Stored records:
....

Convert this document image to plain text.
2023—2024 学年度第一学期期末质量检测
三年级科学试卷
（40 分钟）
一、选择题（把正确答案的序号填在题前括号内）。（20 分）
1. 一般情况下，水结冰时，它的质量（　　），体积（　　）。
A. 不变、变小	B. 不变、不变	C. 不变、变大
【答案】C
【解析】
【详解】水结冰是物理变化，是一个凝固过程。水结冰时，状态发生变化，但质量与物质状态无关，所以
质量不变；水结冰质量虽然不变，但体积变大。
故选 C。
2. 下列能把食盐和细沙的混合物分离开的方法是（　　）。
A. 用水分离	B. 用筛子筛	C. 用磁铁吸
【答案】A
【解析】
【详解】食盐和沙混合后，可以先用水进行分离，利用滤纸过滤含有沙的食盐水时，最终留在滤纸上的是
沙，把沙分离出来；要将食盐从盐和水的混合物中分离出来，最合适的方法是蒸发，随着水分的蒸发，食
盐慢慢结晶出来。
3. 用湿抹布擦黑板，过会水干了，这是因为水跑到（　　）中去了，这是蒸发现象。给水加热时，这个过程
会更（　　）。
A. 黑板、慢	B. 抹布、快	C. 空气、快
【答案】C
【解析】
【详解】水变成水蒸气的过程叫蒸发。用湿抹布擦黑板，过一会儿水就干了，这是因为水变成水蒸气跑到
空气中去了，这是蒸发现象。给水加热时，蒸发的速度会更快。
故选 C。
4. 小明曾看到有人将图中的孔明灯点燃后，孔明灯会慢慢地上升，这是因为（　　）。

....

**TASK REQUIREMENTS**. State only how many lines in the material include "水结冰时".

**OUTPUT OF THE EXERCISE**. 2